→ **GIVEN INSTRUCTION**: What is needed here is an exact copy of every entry.

→ **EXTRACTED ENTRIES**:
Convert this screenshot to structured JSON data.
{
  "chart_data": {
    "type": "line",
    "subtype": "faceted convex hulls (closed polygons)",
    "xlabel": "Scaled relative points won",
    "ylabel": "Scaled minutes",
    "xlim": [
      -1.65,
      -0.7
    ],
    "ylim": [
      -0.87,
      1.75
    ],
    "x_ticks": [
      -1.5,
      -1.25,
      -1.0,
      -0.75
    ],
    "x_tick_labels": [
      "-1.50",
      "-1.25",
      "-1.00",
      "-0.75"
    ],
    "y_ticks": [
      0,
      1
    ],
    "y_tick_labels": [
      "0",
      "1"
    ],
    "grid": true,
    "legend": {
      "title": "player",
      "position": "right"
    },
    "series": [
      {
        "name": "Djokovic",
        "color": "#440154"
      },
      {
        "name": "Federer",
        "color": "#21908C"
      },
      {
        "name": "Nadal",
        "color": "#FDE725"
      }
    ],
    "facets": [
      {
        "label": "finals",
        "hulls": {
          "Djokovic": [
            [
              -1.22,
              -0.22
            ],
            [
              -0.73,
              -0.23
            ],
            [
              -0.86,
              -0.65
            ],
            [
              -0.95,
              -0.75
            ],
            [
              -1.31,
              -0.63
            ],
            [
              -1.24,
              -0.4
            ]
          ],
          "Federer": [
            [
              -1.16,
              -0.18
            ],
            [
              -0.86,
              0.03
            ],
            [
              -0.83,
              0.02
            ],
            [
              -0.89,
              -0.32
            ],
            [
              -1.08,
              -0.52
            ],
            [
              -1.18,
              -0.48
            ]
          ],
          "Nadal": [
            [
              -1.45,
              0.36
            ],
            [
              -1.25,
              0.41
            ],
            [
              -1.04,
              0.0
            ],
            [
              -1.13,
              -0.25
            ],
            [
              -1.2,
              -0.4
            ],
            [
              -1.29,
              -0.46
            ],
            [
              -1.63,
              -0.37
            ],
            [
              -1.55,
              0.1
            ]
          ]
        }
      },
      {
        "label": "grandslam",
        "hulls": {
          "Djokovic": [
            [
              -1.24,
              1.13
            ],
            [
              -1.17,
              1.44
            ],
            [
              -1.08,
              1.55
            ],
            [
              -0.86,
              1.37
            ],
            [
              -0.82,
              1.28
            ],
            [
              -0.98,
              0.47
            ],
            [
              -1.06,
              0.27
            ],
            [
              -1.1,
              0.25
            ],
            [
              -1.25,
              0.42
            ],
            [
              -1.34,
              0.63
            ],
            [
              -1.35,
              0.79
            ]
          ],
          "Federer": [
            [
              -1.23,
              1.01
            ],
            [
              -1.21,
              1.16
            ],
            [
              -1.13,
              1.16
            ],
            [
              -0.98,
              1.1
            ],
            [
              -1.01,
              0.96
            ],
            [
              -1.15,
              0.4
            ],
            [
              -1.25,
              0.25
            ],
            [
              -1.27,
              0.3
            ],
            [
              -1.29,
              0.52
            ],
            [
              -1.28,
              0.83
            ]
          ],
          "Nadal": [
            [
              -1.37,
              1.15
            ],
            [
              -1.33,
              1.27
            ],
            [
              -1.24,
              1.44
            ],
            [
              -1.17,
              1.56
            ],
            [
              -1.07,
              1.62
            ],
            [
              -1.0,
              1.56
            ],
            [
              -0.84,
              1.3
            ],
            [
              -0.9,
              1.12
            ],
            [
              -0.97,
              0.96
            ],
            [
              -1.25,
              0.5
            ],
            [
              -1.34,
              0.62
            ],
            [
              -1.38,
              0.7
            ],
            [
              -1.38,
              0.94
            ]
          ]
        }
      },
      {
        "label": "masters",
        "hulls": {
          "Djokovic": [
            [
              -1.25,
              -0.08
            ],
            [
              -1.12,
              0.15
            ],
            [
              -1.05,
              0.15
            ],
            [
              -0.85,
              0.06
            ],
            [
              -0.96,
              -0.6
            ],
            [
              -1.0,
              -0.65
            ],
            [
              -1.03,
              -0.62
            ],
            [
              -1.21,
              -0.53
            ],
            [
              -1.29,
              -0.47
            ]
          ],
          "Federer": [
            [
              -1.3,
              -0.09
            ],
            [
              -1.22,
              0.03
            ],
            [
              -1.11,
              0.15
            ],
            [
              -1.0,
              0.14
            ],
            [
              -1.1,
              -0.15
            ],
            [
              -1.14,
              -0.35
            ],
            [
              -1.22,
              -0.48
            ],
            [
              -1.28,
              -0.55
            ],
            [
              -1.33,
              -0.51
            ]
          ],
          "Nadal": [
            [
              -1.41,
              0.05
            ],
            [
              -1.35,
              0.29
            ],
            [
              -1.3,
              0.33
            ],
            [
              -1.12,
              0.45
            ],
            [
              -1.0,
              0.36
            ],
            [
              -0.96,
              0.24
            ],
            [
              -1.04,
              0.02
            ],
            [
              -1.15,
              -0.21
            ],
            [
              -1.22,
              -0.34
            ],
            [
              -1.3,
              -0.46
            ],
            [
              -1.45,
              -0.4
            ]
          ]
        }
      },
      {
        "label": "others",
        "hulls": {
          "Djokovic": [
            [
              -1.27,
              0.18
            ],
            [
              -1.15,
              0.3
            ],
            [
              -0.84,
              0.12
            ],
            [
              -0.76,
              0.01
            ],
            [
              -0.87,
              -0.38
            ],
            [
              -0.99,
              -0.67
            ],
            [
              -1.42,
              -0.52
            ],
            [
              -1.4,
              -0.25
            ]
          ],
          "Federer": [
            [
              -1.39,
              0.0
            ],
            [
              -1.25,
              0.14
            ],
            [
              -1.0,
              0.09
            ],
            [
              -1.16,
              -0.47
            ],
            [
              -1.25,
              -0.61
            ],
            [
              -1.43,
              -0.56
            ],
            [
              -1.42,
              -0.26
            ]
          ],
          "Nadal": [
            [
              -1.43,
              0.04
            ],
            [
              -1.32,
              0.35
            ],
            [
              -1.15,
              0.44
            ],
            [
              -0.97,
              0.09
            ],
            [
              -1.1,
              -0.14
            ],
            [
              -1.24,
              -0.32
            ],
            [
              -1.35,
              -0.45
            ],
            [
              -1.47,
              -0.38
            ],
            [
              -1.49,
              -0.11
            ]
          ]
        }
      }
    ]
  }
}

→ **SOLUTION TO THIS EXERCISE**:
Convert this screenshot to structured JSON data.
{
  "chart_data": {
    "type": "line",
    "subtype": "faceted convex hulls (closed polygons)",
    "xlabel": "Scaled relative points won",
    "ylabel": "Scaled minutes",
    "xlim": [
      -1.65,
      -0.7
    ],
    "ylim": [
      -0.87,
      1.75
    ],
    "x_ticks": [
      -1.5,
      -1.25,
      -1.0,
      -0.75
    ],
    "x_tick_labels": [
      "-1.50",
      "-1.25",
      "-1.00",
      "-0.75"
    ],
    "y_ticks": [
      0,
      1
    ],
    "y_tick_labels": [
      "0",
      "1"
    ],
    "grid": true,
    "legend": {
      "title": "player",
      "position": "right"
    },
    "series": [
      {
        "name": "Djokovic",
        "color": "#440154"
      },
      {
        "name": "Federer",
        "color": "#21908C"
      },
      {
        "name": "Nadal",
        "color": "#FDE725"
      }
    ],
    "facets": [
      {
        "label": "finals",
        "hulls": {
          "Djokovic": [
            [
              -1.22,
              -0.22
            ],
            [
              -0.73,
              -0.23
            ],
            [
              -0.86,
              -0.65
            ],
            [
              -0.95,
              -0.75
            ],
            [
              -1.31,
              -0.63
            ],
            [
              -1.24,
              -0.4
            ]
          ],
          "Federer": [
            [
              -1.16,
              -0.18
            ],
            [
              -0.86,
              0.03
            ],
            [
              -0.83,
              0.02
            ],
            [
              -0.89,
              -0.32
            ],
            [
              -1.08,
              -0.52
            ],
            [
              -1.18,
              -0.48
            ]
          ],
          "Nadal": [
            [
              -1.45,
              0.36
            ],
            [
              -1.25,
              0.41
            ],
            [
              -1.04,
              0.0
            ],
            [
              -1.13,
              -0.25
            ],
            [
              -1.2,
              -0.4
            ],
            [
              -1.29,
              -0.46
            ],
            [
              -1.63,
              -0.37
            ],
            [
              -1.55,
              0.1
            ]
          ]
        }
      },
      {
        "label": "grandslam",
        "hulls": {
          "Djokovic": [
            [
              -1.24,
              1.13
            ],
            [
              -1.17,
              1.44
            ],
            [
              -1.08,
              1.55
            ],
            [
              -0.86,
              1.37
            ],
            [
              -0.82,
              1.28
            ],
            [
              -0.98,
              0.47
            ],
            [
              -1.06,
              0.27
            ],
            [
              -1.1,
              0.25
            ],
            [
              -1.25,
              0.42
            ],
            [
              -1.34,
              0.63
            ],
            [
              -1.35,
              0.79
            ]
          ],
          "Federer": [
            [
              -1.23,
              1.01
            ],
            [
              -1.21,
              1.16
            ],
            [
              -1.13,
              1.16
            ],
            [
              -0.98,
              1.1
            ],
            [
              -1.01,
              0.96
            ],
            [
              -1.15,
              0.4
            ],
            [
              -1.25,
              0.25
            ],
            [
              -1.27,
              0.3
            ],
            [
              -1.29,
              0.52
            ],
            [
              -1.28,
              0.83
            ]
          ],
          "Nadal": [
            [
              -1.37,
              1.15
            ],
            [
              -1.33,
              1.27
            ],
            [
              -1.24,
              1.44
            ],
            [
              -1.17,
              1.56
            ],
            [
              -1.07,
              1.62
            ],
            [
              -1.0,
              1.56
            ],
            [
              -0.84,
              1.3
            ],
            [
              -0.9,
              1.12
            ],
            [
              -0.97,
              0.96
            ],
            [
              -1.25,
              0.5
            ],
            [
              -1.34,
              0.62
            ],
            [
              -1.38,
              0.7
            ],
            [
              -1.38,
              0.94
            ]
          ]
        }
      },
      {
        "label": "masters",
        "hulls": {
          "Djokovic": [
            [
              -1.25,
              -0.08
            ],
            [
              -1.12,
              0.15
            ],
            [
              -1.05,
              0.15
            ],
            [
              -0.85,
              0.06
            ],
            [
              -0.96,
              -0.6
            ],
            [
              -1.0,
              -0.65
            ],
            [
              -1.03,
              -0.62
            ],
            [
              -1.21,
              -0.53
            ],
            [
              -1.29,
              -0.47
            ]
          ],
          "Federer": [
            [
              -1.3,
              -0.09
            ],
            [
              -1.22,
              0.03
            ],
            [
              -1.11,
              0.15
            ],
            [
              -1.0,
              0.14
            ],
            [
              -1.1,
              -0.15
            ],
            [
              -1.14,
              -0.35
            ],
            [
              -1.22,
              -0.48
            ],
            [
              -1.28,
              -0.55
            ],
            [
              -1.33,
              -0.51
            ]
          ],
          "Nadal": [
            [
              -1.41,
              0.05
            ],
            [
              -1.35,
              0.29
            ],
            [
              -1.3,
              0.33
            ],
            [
              -1.12,
              0.45
            ],
            [
              -1.0,
              0.36
            ],
            [
              -0.96,
              0.24
            ],
            [
              -1.04,
              0.02
            ],
            [
              -1.15,
              -0.21
            ],
            [
              -1.22,
              -0.34
            ],
            [
              -1.3,
              -0.46
            ],
            [
              -1.45,
              -0.4
            ]
          ]
        }
      },
      {
        "label": "others",
        "hulls": {
          "Djokovic": [
            [
              -1.27,
              0.18
            ],
            [
              -1.15,
              0.3
            ],
            [
              -0.84,
              0.12
            ],
            [
              -0.76,
              0.01
            ],
            [
              -0.87,
              -0.38
            ],
            [
              -0.99,
              -0.67
            ],
            [
              -1.42,
              -0.52
            ],
            [
              -1.4,
              -0.25
            ]
          ],
          "Federer": [
            [
              -1.39,
              0.0
            ],
            [
              -1.25,
              0.14
            ],
            [
              -1.0,
              0.09
            ],
            [
              -1.16,
              -0.47
            ],
            [
              -1.25,
              -0.61
            ],
            [
              -1.43,
              -0.56
            ],
            [
              -1.42,
              -0.26
            ]
          ],
          "Nadal": [
            [
              -1.43,
              0.04
            ],
            [
              -1.32,
              0.35
            ],
            [
              -1.15,
              0.44
            ],
            [
              -0.97,
              0.09
            ],
            [
              -1.1,
              -0.14
            ],
            [
              -1.24,
              -0.32
            ],
            [
              -1.35,
              -0.45
            ],
            [
              -1.47,
              -0.38
            ],
            [
              -1.49,
              -0.11
            ]
          ]
        }
      }
    ]
  }
}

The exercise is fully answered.